## Begin Provided data
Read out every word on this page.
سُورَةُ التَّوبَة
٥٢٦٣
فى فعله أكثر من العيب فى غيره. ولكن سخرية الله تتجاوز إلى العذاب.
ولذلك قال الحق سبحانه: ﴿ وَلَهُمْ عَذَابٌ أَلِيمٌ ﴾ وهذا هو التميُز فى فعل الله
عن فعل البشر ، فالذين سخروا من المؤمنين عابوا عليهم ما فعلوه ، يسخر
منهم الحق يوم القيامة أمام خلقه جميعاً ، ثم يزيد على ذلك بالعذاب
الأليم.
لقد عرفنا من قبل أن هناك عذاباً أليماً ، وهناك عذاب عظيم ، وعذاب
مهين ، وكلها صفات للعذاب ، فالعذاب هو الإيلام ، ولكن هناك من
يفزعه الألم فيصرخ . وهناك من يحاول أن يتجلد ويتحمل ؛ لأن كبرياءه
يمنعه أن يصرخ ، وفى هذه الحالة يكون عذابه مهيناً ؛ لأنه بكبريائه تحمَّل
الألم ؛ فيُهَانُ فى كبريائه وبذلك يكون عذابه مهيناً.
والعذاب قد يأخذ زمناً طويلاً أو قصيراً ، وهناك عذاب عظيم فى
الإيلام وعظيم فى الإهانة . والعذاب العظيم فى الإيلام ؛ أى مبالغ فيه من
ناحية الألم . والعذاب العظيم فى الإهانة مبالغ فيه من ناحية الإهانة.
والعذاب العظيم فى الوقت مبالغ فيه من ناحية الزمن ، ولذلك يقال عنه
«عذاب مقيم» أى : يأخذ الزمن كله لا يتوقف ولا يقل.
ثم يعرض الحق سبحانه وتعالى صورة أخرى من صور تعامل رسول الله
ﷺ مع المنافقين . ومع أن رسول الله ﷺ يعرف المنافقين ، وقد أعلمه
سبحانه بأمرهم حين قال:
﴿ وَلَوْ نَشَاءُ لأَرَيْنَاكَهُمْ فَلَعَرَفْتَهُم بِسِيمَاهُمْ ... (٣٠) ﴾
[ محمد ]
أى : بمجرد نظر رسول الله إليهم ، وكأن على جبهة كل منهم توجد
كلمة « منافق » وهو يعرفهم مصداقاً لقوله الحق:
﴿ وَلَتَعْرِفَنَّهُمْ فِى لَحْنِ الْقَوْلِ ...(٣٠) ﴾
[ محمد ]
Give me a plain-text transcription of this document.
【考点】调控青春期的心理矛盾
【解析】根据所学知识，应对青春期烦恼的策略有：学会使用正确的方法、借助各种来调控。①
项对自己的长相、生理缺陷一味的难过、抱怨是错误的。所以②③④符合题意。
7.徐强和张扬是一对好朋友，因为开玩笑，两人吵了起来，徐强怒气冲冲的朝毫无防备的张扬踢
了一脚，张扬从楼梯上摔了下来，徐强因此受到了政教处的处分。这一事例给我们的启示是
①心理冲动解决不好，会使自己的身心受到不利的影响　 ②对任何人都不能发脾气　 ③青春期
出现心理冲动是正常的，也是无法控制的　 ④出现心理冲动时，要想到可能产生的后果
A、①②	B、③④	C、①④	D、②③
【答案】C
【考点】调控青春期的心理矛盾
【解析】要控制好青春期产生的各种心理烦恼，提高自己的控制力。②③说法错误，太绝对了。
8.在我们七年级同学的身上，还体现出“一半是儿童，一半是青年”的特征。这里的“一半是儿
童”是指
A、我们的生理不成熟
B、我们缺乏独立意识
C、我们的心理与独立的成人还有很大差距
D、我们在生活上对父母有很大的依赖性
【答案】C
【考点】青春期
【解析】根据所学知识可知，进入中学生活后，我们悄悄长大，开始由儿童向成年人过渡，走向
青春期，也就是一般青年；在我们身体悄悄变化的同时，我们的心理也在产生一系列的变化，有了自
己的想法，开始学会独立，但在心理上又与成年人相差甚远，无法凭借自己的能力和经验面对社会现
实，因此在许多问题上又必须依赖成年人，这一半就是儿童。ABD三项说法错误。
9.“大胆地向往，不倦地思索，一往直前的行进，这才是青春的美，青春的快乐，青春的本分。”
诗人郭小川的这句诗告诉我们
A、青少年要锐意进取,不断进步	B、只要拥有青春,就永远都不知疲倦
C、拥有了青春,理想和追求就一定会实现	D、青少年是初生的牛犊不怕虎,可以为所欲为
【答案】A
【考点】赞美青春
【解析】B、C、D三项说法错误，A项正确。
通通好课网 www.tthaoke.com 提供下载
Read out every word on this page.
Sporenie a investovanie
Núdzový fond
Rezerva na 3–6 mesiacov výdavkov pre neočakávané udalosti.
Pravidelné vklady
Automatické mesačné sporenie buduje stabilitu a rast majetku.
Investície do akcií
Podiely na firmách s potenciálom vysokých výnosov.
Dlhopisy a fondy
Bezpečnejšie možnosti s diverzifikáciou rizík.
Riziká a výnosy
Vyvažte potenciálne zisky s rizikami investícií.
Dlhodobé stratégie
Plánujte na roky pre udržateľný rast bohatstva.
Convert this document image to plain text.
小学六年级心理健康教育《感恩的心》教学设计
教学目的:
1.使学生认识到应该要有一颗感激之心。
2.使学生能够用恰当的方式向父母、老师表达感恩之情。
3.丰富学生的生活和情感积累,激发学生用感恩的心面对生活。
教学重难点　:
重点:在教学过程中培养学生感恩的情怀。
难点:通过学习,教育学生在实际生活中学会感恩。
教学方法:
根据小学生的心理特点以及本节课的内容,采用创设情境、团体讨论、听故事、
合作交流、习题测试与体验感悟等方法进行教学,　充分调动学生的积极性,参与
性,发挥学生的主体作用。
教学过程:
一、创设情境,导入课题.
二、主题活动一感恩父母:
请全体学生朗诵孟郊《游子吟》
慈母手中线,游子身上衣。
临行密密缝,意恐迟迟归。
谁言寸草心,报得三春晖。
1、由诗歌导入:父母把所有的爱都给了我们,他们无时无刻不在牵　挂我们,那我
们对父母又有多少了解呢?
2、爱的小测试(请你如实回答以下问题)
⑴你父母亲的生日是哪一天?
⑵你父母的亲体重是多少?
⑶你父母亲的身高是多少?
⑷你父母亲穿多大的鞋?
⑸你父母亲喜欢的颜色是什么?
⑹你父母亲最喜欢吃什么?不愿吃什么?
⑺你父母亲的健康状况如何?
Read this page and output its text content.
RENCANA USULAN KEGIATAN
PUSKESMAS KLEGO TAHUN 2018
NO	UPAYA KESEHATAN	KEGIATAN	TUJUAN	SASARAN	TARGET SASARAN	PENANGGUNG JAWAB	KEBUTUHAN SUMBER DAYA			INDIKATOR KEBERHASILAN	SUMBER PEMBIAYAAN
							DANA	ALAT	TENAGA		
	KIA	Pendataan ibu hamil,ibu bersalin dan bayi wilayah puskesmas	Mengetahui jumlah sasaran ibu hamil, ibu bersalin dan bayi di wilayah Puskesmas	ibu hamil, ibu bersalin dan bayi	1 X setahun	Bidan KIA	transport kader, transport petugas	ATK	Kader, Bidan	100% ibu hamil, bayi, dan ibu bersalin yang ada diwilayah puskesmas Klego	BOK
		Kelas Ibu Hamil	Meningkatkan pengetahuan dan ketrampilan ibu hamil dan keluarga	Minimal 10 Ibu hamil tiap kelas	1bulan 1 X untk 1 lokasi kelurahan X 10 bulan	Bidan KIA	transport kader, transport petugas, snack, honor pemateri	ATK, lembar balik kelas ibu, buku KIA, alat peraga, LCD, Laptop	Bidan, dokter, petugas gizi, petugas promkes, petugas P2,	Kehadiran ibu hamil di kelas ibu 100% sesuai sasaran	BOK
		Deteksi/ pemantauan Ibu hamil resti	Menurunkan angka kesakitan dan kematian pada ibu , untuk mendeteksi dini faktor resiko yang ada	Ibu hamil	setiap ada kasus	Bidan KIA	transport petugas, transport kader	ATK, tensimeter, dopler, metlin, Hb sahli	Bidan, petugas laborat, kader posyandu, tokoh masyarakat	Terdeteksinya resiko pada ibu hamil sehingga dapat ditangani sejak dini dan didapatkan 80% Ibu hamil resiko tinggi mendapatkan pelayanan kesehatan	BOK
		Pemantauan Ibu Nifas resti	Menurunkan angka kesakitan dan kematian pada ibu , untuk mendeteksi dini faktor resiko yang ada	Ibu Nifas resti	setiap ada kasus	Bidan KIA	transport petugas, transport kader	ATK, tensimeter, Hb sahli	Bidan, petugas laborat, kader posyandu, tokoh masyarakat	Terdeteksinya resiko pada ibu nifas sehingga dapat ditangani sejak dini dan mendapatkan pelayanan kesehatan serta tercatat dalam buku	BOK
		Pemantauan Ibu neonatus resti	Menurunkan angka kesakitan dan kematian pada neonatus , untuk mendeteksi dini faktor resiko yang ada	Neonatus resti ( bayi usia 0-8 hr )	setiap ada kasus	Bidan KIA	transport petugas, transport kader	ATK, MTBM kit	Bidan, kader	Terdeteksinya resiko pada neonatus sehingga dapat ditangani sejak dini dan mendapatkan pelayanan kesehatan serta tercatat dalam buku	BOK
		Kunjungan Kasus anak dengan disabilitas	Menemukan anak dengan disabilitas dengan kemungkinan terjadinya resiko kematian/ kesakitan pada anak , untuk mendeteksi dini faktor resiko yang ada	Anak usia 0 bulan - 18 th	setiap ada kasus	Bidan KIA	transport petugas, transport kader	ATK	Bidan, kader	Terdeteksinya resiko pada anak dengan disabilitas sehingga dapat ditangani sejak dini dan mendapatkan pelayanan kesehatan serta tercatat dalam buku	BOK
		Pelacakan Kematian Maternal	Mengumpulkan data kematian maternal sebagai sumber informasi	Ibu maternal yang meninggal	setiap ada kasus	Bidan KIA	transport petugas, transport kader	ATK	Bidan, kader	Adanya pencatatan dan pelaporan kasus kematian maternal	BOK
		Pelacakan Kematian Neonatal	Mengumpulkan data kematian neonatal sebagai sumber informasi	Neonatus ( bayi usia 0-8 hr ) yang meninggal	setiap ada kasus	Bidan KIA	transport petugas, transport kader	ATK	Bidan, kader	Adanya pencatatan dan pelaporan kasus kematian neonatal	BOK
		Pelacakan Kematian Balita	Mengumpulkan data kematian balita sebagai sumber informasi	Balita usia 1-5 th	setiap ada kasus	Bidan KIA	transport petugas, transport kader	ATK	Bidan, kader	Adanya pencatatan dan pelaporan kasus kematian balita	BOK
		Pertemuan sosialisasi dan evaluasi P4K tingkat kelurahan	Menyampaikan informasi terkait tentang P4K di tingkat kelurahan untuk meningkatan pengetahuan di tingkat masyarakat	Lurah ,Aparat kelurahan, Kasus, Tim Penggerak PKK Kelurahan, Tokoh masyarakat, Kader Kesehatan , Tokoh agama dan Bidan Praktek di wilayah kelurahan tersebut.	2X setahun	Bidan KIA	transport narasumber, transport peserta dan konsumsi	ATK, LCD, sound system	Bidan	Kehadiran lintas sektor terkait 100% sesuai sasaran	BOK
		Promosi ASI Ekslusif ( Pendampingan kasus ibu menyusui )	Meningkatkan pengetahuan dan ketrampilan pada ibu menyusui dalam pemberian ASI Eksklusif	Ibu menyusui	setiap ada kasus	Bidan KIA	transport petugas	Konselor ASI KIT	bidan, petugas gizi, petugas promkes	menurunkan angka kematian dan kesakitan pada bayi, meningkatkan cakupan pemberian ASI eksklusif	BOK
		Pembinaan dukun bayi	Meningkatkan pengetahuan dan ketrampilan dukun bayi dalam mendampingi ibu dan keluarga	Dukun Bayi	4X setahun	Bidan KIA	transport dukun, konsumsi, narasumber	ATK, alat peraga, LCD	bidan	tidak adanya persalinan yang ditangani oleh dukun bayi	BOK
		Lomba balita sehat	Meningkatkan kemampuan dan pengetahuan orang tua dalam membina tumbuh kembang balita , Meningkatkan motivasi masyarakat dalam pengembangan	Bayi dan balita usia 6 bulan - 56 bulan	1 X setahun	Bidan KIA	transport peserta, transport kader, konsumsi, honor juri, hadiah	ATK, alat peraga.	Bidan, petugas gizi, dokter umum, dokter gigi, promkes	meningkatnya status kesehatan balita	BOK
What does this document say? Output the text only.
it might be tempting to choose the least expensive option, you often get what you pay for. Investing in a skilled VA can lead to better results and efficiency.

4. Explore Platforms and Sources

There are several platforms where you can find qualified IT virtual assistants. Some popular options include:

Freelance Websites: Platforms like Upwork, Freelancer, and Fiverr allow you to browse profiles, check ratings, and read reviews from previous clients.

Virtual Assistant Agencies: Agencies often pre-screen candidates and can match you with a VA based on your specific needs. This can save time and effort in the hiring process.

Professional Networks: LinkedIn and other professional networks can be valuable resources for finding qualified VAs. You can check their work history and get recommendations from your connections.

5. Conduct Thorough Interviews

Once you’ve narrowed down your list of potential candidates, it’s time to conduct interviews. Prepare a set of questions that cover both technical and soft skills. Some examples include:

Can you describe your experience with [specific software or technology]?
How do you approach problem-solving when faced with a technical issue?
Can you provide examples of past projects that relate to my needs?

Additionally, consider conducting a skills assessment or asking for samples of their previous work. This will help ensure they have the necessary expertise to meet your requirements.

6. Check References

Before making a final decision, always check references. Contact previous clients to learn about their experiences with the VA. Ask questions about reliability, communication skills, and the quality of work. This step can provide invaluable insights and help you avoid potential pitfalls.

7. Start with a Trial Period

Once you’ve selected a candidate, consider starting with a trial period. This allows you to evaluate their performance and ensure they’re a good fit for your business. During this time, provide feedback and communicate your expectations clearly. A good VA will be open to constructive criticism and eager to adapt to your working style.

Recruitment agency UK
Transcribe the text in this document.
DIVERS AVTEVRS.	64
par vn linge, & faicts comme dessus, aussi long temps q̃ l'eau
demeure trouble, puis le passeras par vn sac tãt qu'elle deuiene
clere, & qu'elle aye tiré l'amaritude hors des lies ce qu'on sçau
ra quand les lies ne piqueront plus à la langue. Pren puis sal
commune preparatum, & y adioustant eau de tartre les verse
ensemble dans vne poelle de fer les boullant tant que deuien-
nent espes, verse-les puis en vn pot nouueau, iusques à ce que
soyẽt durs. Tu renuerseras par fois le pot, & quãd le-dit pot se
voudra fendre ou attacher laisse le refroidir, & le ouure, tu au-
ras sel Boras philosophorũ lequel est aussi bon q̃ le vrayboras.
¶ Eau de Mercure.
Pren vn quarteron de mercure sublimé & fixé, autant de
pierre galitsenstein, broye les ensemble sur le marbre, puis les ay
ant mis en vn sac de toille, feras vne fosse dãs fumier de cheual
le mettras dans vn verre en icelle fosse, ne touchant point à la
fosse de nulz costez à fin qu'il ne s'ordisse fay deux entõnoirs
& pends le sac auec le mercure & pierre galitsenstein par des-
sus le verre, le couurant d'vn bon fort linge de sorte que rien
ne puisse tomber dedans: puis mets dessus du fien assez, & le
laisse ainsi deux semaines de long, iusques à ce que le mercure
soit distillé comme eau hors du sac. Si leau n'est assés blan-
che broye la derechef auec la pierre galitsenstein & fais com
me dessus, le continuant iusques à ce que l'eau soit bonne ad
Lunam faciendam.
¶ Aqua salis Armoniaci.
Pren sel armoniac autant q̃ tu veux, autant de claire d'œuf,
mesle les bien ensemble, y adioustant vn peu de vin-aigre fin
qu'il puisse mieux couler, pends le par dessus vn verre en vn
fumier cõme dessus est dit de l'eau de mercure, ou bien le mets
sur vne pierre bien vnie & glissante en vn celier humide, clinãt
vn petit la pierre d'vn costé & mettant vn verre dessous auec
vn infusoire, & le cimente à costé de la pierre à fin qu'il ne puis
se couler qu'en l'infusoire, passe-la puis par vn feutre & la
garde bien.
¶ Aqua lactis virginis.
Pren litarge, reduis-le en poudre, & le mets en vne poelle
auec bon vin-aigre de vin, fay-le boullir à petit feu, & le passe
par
## End Provided data
=== Instructions to follow ===
Find every line in the records above that holds the word "hors", and copy each one.

=== The completed task ===
clere, & qu'elle aye tiré l'amaritude hors des lies ce qu'on sçau
soit distillé comme eau hors du sac. Si leau n'est assés blan-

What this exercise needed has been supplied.